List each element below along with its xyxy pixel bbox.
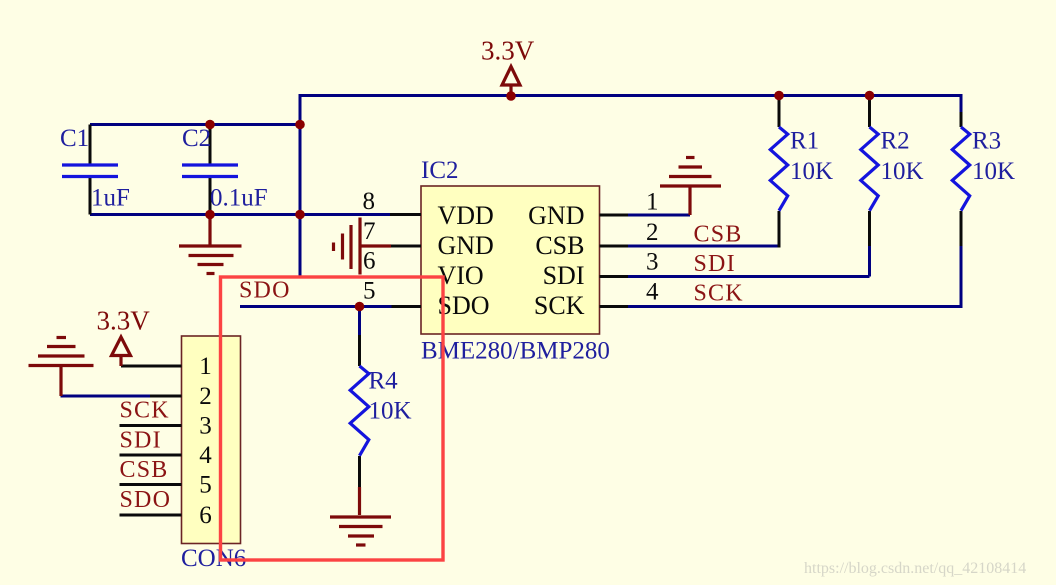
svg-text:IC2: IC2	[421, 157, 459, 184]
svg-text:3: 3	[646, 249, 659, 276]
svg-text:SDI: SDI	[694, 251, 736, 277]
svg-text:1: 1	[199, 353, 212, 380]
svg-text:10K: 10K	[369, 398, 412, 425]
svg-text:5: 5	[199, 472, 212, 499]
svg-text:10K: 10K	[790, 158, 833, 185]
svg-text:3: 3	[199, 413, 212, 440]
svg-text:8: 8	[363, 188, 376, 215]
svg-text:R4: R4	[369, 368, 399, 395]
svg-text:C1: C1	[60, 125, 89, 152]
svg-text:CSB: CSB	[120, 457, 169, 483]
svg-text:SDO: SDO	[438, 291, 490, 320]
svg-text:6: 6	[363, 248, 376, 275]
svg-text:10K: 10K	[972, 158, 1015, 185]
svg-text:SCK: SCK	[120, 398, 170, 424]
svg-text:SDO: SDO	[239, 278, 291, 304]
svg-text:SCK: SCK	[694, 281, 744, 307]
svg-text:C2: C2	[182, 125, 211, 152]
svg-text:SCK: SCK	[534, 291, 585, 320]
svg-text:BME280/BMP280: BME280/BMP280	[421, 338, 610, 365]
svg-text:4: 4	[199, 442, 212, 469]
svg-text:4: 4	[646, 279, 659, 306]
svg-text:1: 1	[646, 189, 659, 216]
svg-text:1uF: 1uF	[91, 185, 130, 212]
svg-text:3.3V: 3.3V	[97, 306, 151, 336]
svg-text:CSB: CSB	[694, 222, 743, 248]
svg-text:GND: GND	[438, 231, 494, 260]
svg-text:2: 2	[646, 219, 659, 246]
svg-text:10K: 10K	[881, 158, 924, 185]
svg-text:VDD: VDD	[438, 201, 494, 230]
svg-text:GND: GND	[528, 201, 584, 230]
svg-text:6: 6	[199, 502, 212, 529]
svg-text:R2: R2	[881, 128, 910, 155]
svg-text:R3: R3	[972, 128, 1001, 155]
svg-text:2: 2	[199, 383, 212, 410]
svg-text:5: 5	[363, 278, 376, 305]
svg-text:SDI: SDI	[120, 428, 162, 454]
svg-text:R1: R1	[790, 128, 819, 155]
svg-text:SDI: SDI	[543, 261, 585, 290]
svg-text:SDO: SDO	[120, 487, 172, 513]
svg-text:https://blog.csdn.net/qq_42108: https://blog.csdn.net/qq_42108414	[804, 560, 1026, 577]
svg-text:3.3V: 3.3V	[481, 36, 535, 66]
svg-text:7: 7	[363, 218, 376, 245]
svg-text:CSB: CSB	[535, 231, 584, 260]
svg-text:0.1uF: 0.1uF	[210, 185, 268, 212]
******
**Ваше задание:** Отредактируйте фрагмент, который открывается строкой, содержащей «157, 459, 184]», и закрывается строкой, содержащей «128, 1001, 155]». Замените в нем «SCK» на «SCLK», остальное не меняйте и выведите только эти строки.

**Результат выполнения:**
svg-text:IC2: IC2	[421, 157, 459, 184]
svg-text:3: 3	[646, 249, 659, 276]
svg-text:SDI: SDI	[694, 251, 736, 277]
svg-text:1: 1	[199, 353, 212, 380]
svg-text:10K: 10K	[369, 398, 412, 425]
svg-text:5: 5	[199, 472, 212, 499]
svg-text:10K: 10K	[790, 158, 833, 185]
svg-text:3: 3	[199, 413, 212, 440]
svg-text:8: 8	[363, 188, 376, 215]
svg-text:R4: R4	[369, 368, 399, 395]
svg-text:C1: C1	[60, 125, 89, 152]
svg-text:CSB: CSB	[120, 457, 169, 483]
svg-text:SDO: SDO	[438, 291, 490, 320]
svg-text:6: 6	[363, 248, 376, 275]
svg-text:10K: 10K	[972, 158, 1015, 185]
svg-text:SCLK: SCLK	[120, 398, 170, 424]
svg-text:SDO: SDO	[239, 278, 291, 304]
svg-text:SCLK: SCLK	[694, 281, 744, 307]
svg-text:C2: C2	[182, 125, 211, 152]
svg-text:SCLK: SCLK	[534, 291, 585, 320]
svg-text:BME280/BMP280: BME280/BMP280	[421, 338, 610, 365]
svg-text:4: 4	[199, 442, 212, 469]
svg-text:4: 4	[646, 279, 659, 306]
svg-text:1: 1	[646, 189, 659, 216]
svg-text:1uF: 1uF	[91, 185, 130, 212]
svg-text:3.3V: 3.3V	[97, 306, 151, 336]
svg-text:CSB: CSB	[694, 222, 743, 248]
svg-text:GND: GND	[438, 231, 494, 260]
svg-text:2: 2	[646, 219, 659, 246]
svg-text:10K: 10K	[881, 158, 924, 185]
svg-text:VDD: VDD	[438, 201, 494, 230]
svg-text:GND: GND	[528, 201, 584, 230]
svg-text:6: 6	[199, 502, 212, 529]
svg-text:R2: R2	[881, 128, 910, 155]
svg-text:R3: R3	[972, 128, 1001, 155]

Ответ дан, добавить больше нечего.